• [Prompt]: Copy the lines below as they are; omit the images they contain.

• [Exercise input]:
- - - - -

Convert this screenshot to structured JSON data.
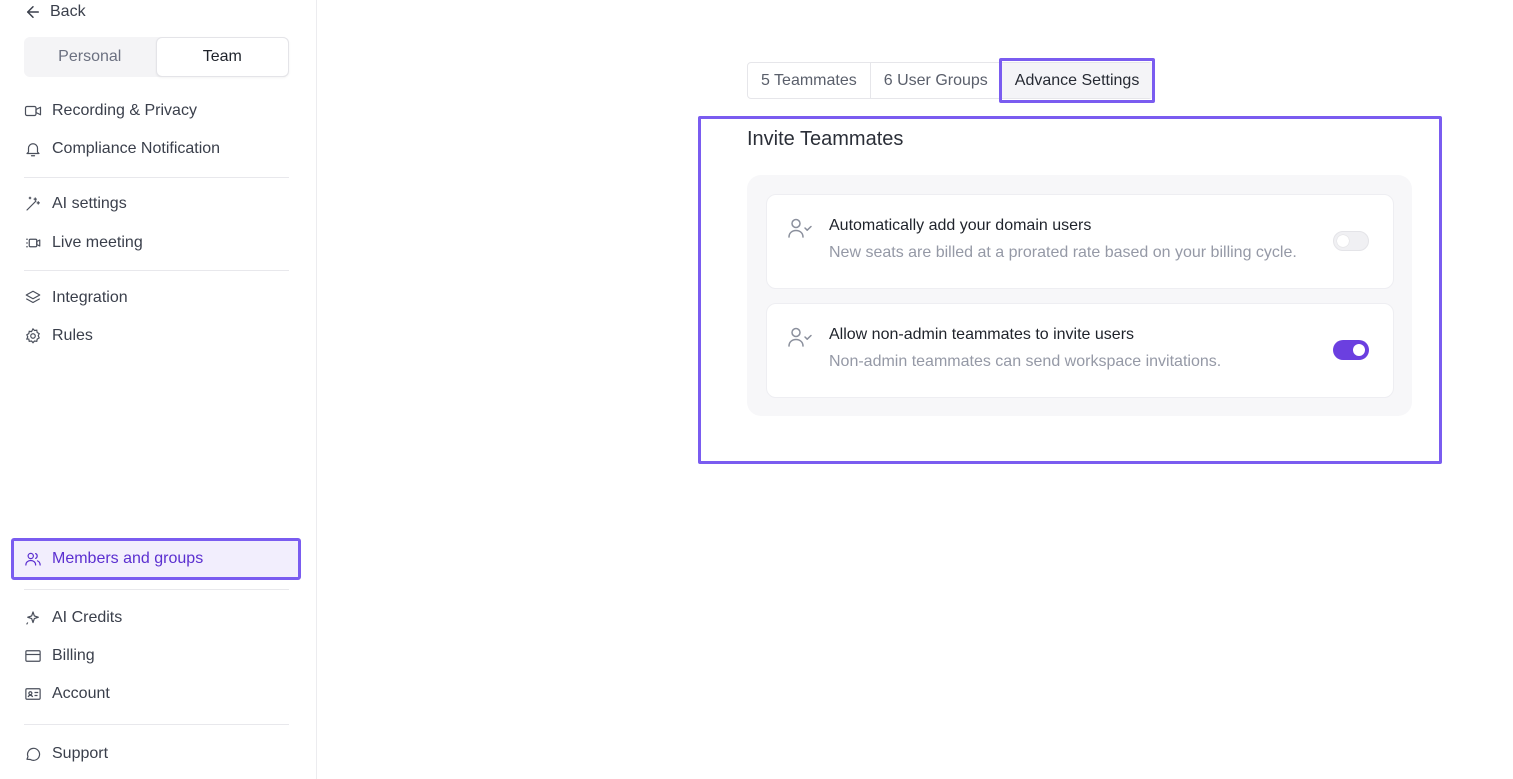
{
  "sidebar": {
    "back_label": "Back",
    "segments": {
      "personal": "Personal",
      "team": "Team"
    },
    "items": {
      "recording": "Recording & Privacy",
      "compliance": "Compliance Notification",
      "ai_settings": "AI settings",
      "live_meeting": "Live meeting",
      "integration": "Integration",
      "rules": "Rules",
      "members": "Members and groups",
      "ai_credits": "AI Credits",
      "billing": "Billing",
      "account": "Account",
      "support": "Support"
    }
  },
  "main": {
    "tabs": {
      "teammates": "5 Teammates",
      "user_groups": "6 User Groups",
      "advance": "Advance Settings"
    },
    "section_title": "Invite Teammates",
    "rows": [
      {
        "title": "Automatically add your domain users",
        "desc": "New seats are billed at a prorated rate based on your billing cycle.",
        "enabled": false
      },
      {
        "title": "Allow non-admin teammates to invite users",
        "desc": "Non-admin teammates can send workspace invitations.",
        "enabled": true
      }
    ]
  },
  "colors": {
    "accent": "#7a5cf0",
    "toggle_on": "#6b3fe0"
  }
}
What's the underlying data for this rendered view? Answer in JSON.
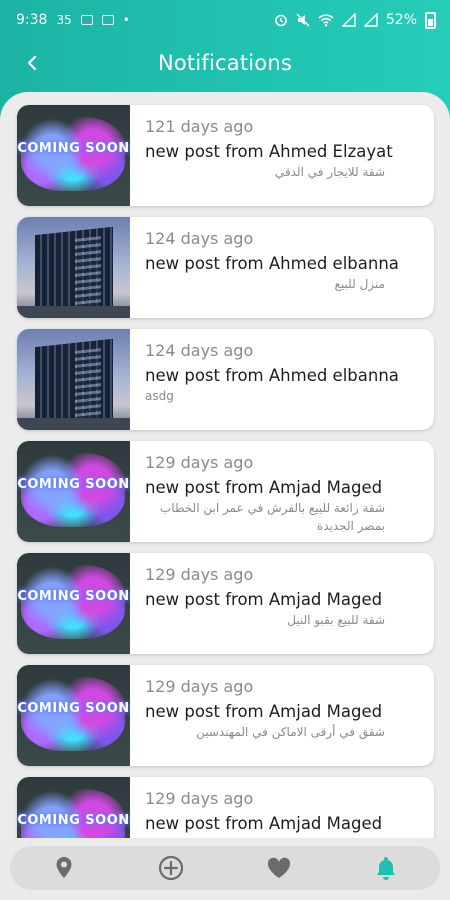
{
  "status_bar": {
    "time": "9:38",
    "battery": "52%"
  },
  "header": {
    "title": "Notifications",
    "back_icon": "chevron-left-icon"
  },
  "colors": {
    "accent": "#21c0ae",
    "active_nav": "#21c0ae",
    "inactive_nav": "#6b6b6b"
  },
  "notifications": [
    {
      "time": "121 days ago",
      "message": "new post from Ahmed Elzayat",
      "description": "شقة للايجار في الدقي",
      "image": "coming-soon"
    },
    {
      "time": "124 days ago",
      "message": "new post from Ahmed elbanna",
      "description": "منزل للبيع",
      "image": "building"
    },
    {
      "time": "124 days ago",
      "message": "new post from Ahmed elbanna",
      "description": "asdg",
      "image": "building"
    },
    {
      "time": "129 days ago",
      "message": "new post from Amjad Maged",
      "description": "شقة رائعة للبيع بالفرش في عمر ابن الخطاب بمصر الجديدة",
      "image": "coming-soon"
    },
    {
      "time": "129 days ago",
      "message": "new post from Amjad Maged",
      "description": "شقة للبيع بقبو النيل",
      "image": "coming-soon"
    },
    {
      "time": "129 days ago",
      "message": "new post from Amjad Maged",
      "description": "شقق في أرقى الاماكن في المهندسين",
      "image": "coming-soon"
    },
    {
      "time": "129 days ago",
      "message": "new post from Amjad Maged",
      "description": "",
      "image": "coming-soon"
    }
  ],
  "coming_soon_text": "COMING SOON",
  "bottom_nav": [
    {
      "icon": "location-pin-icon",
      "active": false
    },
    {
      "icon": "add-circle-icon",
      "active": false
    },
    {
      "icon": "heart-icon",
      "active": false
    },
    {
      "icon": "bell-icon",
      "active": true
    }
  ]
}
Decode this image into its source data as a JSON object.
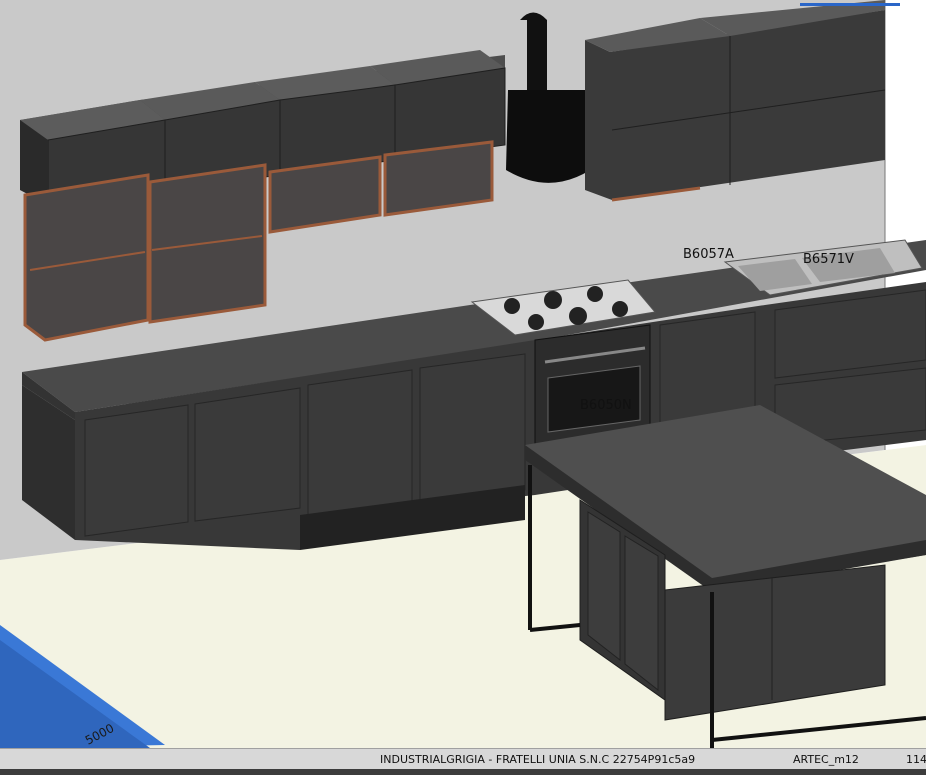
{
  "viewport": {
    "dimension_label": "5000",
    "element_codes": {
      "upper_right": "B6057A",
      "sink": "B6571V",
      "oven": "B6050N"
    }
  },
  "statusbar": {
    "project": "INDUSTRIALGRIGIA - FRATELLI UNIA S.N.C 22754P91c5a9",
    "user": "ARTEC_m12",
    "extra": "114"
  },
  "colors": {
    "wall": "#c9c9c9",
    "floor": "#f3f3e3",
    "cabinet": "#3d3d3d",
    "countertop": "#4a4a4a",
    "copper_frame": "#9a5a3a",
    "dimension_blue": "#3a78d6"
  }
}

- - - - -

• [Answer below]:
Convert this screenshot to structured JSON data.
{
  "sidebar": {
    "back_label": "Back",
    "segments": {
      "personal": "Personal",
      "team": "Team"
    },
    "items": {
      "recording": "Recording & Privacy",
      "compliance": "Compliance Notification",
      "ai_settings": "AI settings",
      "live_meeting": "Live meeting",
      "integration": "Integration",
      "rules": "Rules",
      "members": "Members and groups",
      "ai_credits": "AI Credits",
      "billing": "Billing",
      "account": "Account",
      "support": "Support"
    }
  },
  "main": {
    "tabs": {
      "teammates": "5 Teammates",
      "user_groups": "6 User Groups",
      "advance": "Advance Settings"
    },
    "section_title": "Invite Teammates",
    "rows": [
      {
        "title": "Automatically add your domain users",
        "desc": "New seats are billed at a prorated rate based on your billing cycle.",
        "enabled": false
      },
      {
        "title": "Allow non-admin teammates to invite users",
        "desc": "Non-admin teammates can send workspace invitations.",
        "enabled": true
      }
    ]
  },
  "colors": {
    "accent": "#7a5cf0",
    "toggle_on": "#6b3fe0"
  }
}
What's the underlying data for this rendered view? Answer in JSON.
{
  "status_bar": {
    "time": "9:38",
    "battery": "52%"
  },
  "header": {
    "title": "Notifications",
    "back_icon": "chevron-left-icon"
  },
  "colors": {
    "accent": "#21c0ae",
    "active_nav": "#21c0ae",
    "inactive_nav": "#6b6b6b"
  },
  "notifications": [
    {
      "time": "121 days ago",
      "message": "new post from Ahmed Elzayat",
      "description": "شقة للايجار في الدقي",
      "image": "coming-soon"
    },
    {
      "time": "124 days ago",
      "message": "new post from Ahmed elbanna",
      "description": "منزل للبيع",
      "image": "building"
    },
    {
      "time": "124 days ago",
      "message": "new post from Ahmed elbanna",
      "description": "asdg",
      "image": "building"
    },
    {
      "time": "129 days ago",
      "message": "new post from Amjad Maged",
      "description": "شقة رائعة للبيع بالفرش في عمر ابن الخطاب بمصر الجديدة",
      "image": "coming-soon"
    },
    {
      "time": "129 days ago",
      "message": "new post from Amjad Maged",
      "description": "شقة للبيع بقبو النيل",
      "image": "coming-soon"
    },
    {
      "time": "129 days ago",
      "message": "new post from Amjad Maged",
      "description": "شقق في أرقى الاماكن في المهندسين",
      "image": "coming-soon"
    },
    {
      "time": "129 days ago",
      "message": "new post from Amjad Maged",
      "description": "",
      "image": "coming-soon"
    }
  ],
  "coming_soon_text": "COMING SOON",
  "bottom_nav": [
    {
      "icon": "location-pin-icon",
      "active": false
    },
    {
      "icon": "add-circle-icon",
      "active": false
    },
    {
      "icon": "heart-icon",
      "active": false
    },
    {
      "icon": "bell-icon",
      "active": true
    }
  ]
}
Decode this image into its source data as a JSON object.
{
  "viewport": {
    "dimension_label": "5000",
    "element_codes": {
      "upper_right": "B6057A",
      "sink": "B6571V",
      "oven": "B6050N"
    }
  },
  "statusbar": {
    "project": "INDUSTRIALGRIGIA - FRATELLI UNIA S.N.C 22754P91c5a9",
    "user": "ARTEC_m12",
    "extra": "114"
  },
  "colors": {
    "wall": "#c9c9c9",
    "floor": "#f3f3e3",
    "cabinet": "#3d3d3d",
    "countertop": "#4a4a4a",
    "copper_frame": "#9a5a3a",
    "dimension_blue": "#3a78d6"
  }
}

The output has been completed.